#### Short exercise:
Only the lines holding the string "generation" are needed. Copy each one.

::: Entries provided :::

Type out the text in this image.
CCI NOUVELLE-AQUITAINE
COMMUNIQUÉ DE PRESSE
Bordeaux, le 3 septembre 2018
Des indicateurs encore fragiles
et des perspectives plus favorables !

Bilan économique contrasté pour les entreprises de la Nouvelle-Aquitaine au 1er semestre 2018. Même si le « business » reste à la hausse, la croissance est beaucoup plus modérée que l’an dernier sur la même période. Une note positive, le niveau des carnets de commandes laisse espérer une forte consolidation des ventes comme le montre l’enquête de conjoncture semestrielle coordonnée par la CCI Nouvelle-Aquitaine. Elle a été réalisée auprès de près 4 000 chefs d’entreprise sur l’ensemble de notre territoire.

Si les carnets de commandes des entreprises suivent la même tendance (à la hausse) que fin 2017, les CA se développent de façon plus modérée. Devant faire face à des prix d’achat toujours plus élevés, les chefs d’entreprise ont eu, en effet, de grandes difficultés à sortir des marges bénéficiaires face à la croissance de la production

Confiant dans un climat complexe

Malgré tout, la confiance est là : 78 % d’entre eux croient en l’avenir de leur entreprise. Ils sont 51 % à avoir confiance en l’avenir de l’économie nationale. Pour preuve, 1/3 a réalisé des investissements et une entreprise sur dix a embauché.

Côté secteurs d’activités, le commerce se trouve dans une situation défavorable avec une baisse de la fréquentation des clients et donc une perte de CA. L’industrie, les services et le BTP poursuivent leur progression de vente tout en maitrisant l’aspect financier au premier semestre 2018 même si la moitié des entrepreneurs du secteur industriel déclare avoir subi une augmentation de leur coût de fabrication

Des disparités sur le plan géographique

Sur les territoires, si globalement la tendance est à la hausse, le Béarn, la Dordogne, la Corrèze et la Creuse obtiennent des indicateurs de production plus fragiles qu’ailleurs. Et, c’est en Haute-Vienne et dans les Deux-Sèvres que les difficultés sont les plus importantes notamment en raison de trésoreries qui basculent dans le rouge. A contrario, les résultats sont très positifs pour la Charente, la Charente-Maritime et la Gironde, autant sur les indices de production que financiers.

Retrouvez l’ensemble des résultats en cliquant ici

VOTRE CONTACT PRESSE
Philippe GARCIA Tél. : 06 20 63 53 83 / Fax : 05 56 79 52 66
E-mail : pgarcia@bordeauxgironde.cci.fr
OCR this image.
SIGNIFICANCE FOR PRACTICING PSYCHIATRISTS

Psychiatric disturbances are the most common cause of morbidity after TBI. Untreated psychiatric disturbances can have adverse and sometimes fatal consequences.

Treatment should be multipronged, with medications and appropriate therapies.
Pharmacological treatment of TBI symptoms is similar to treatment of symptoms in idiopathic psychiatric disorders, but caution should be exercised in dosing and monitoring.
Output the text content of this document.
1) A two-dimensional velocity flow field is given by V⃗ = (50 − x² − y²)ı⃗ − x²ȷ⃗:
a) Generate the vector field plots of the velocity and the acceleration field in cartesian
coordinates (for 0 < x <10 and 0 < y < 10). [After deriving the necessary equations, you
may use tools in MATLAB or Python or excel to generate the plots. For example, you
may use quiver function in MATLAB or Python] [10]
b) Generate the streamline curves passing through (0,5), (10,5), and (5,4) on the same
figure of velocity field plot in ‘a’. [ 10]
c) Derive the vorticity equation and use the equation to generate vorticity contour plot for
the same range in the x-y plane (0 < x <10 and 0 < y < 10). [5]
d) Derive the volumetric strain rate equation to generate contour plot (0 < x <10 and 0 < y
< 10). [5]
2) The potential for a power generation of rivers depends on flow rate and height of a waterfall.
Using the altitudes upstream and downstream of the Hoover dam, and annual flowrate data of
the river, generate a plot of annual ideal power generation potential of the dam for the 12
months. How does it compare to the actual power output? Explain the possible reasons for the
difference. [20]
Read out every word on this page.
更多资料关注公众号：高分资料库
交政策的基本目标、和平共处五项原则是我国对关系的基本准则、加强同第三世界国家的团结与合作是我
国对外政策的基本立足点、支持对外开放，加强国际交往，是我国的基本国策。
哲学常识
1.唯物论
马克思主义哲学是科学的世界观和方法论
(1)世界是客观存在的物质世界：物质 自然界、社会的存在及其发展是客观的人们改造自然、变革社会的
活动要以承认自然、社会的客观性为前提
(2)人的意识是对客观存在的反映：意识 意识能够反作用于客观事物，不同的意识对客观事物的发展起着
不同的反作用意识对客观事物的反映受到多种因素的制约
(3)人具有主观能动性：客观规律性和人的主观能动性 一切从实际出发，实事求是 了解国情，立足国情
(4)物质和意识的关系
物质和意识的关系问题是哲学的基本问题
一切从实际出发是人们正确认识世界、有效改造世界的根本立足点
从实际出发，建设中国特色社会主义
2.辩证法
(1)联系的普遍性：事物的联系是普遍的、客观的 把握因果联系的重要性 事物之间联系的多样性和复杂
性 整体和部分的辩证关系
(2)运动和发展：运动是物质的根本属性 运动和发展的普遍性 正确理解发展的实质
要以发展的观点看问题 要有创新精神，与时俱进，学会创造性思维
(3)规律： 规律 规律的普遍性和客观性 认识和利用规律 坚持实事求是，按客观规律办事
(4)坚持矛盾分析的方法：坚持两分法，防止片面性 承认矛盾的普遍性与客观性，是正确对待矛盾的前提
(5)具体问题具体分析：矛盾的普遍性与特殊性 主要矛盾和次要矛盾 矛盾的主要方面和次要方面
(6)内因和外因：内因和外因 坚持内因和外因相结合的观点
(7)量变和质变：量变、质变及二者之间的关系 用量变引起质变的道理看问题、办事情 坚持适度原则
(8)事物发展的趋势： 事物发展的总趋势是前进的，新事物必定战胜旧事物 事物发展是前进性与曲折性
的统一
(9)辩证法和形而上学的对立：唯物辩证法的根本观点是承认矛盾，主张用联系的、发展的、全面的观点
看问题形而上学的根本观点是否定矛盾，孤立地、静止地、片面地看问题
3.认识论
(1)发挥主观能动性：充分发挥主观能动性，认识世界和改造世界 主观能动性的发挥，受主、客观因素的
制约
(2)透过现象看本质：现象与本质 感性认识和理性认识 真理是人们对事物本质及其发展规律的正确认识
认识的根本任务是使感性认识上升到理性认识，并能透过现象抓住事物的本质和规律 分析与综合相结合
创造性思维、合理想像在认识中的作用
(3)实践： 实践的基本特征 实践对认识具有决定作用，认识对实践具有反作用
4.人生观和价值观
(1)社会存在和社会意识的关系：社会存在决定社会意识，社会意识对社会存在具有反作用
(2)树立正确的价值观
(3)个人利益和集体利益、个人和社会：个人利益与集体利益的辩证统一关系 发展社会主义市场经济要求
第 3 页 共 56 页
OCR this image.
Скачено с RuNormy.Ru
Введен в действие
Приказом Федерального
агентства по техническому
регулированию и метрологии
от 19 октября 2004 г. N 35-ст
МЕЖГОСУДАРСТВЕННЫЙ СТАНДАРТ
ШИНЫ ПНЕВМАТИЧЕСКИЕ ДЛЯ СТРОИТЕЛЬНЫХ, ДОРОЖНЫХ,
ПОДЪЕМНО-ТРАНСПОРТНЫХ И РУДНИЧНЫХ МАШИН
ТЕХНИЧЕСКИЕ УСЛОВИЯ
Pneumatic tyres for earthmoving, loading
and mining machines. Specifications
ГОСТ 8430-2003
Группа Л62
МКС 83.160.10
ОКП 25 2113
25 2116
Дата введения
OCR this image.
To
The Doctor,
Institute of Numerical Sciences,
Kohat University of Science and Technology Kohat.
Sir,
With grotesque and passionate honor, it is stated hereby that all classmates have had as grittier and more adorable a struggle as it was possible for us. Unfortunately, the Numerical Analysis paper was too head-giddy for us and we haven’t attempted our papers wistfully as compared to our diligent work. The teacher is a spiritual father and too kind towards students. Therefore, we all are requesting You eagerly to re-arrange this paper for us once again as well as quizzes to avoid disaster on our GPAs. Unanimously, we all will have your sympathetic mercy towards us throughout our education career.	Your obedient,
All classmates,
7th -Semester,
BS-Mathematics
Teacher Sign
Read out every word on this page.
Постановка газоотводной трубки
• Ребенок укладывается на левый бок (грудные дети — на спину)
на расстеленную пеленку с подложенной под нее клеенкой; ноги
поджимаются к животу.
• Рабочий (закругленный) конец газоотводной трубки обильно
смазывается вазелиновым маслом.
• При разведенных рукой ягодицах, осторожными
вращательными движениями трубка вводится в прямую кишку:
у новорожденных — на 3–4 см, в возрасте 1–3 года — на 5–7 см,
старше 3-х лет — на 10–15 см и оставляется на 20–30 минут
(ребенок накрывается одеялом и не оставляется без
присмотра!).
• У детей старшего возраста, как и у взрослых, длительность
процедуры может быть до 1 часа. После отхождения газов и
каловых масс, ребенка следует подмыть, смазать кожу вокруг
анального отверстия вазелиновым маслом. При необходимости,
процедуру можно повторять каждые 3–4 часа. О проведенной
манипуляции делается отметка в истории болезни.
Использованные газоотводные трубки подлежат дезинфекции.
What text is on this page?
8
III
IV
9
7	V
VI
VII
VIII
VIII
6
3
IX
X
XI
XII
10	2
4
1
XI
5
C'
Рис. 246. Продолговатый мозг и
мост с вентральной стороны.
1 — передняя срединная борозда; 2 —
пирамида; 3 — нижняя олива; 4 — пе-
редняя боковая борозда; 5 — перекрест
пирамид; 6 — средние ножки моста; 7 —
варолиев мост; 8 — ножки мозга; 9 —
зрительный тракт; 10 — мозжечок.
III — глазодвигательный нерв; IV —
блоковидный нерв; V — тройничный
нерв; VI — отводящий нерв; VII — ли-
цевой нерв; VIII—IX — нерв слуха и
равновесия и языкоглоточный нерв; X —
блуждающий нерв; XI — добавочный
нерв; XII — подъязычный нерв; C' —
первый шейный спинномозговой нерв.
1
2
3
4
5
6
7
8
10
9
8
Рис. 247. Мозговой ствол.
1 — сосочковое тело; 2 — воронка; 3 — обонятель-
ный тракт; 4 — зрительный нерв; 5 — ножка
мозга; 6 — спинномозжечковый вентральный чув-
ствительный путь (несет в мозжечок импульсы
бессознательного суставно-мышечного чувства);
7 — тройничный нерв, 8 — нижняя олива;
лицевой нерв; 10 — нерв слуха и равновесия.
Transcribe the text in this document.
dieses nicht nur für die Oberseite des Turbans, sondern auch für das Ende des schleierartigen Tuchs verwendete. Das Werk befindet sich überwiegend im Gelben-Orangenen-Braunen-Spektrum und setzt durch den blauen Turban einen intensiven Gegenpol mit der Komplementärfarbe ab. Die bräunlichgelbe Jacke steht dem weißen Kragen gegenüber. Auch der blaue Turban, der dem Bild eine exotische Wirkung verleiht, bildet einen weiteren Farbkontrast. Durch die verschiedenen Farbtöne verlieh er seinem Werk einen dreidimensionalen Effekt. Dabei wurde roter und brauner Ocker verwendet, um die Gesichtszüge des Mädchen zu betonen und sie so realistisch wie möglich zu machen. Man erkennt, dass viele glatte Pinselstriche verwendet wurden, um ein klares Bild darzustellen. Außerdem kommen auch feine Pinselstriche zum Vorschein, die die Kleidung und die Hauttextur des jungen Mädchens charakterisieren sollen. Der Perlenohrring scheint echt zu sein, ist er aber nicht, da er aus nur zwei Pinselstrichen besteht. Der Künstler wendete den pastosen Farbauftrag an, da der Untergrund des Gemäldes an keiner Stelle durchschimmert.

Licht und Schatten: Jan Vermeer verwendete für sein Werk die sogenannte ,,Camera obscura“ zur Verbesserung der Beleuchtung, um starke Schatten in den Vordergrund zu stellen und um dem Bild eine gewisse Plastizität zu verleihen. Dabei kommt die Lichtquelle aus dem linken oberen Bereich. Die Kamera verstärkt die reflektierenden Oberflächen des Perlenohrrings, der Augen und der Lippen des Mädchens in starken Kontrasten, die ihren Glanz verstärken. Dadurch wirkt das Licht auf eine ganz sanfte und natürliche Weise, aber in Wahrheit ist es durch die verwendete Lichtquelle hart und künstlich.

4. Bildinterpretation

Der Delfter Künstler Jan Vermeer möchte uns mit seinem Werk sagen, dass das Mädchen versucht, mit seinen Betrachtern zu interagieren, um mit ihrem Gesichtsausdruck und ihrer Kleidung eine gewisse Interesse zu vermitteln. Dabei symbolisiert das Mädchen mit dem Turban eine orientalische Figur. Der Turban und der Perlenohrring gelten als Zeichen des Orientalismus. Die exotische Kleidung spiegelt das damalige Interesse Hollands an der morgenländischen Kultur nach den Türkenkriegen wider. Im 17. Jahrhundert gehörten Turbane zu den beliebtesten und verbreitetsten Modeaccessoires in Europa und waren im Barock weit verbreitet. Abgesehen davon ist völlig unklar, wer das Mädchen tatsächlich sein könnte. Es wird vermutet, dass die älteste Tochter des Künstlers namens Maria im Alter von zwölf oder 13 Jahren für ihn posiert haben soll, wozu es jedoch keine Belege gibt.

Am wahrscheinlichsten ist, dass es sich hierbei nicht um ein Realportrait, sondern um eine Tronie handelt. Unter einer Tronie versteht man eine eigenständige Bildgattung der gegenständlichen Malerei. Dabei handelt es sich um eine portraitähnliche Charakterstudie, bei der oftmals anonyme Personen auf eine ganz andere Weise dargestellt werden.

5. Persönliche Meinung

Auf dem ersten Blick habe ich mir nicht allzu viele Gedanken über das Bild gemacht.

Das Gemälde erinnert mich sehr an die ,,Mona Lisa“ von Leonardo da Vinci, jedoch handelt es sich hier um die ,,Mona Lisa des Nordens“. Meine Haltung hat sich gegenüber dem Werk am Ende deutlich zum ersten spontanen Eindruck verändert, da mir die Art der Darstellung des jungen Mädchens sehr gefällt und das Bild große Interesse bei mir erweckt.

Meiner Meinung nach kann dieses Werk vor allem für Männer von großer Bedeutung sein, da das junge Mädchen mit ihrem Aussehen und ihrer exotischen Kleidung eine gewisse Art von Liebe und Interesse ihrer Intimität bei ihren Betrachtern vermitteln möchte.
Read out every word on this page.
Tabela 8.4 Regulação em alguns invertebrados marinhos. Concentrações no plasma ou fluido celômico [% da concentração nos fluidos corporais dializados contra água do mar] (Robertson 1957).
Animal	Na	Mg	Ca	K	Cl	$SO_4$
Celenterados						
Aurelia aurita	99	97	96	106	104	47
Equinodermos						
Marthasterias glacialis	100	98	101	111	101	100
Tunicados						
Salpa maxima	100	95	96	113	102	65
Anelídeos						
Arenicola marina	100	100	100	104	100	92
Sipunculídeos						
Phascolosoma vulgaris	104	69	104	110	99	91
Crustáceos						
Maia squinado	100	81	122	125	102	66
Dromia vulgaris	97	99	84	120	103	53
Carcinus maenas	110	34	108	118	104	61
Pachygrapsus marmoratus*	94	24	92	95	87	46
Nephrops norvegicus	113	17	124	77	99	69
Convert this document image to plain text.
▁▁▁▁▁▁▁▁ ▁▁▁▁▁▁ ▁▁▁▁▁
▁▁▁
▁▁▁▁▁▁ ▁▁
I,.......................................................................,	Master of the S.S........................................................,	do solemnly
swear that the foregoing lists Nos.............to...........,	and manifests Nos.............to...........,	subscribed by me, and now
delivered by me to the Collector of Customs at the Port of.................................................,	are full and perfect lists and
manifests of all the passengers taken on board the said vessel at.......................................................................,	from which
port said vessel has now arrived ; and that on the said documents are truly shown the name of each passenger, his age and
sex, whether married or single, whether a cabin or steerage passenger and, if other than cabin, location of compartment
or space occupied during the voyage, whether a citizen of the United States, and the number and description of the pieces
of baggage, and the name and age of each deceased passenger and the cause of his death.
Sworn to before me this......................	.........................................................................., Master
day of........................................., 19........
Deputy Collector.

:::

#### Solution to this task:
2) The potential for a power generation of rivers depends on flow rate and height of a waterfall.
the river, generate a plot of annual ideal power generation potential of the dam for the 12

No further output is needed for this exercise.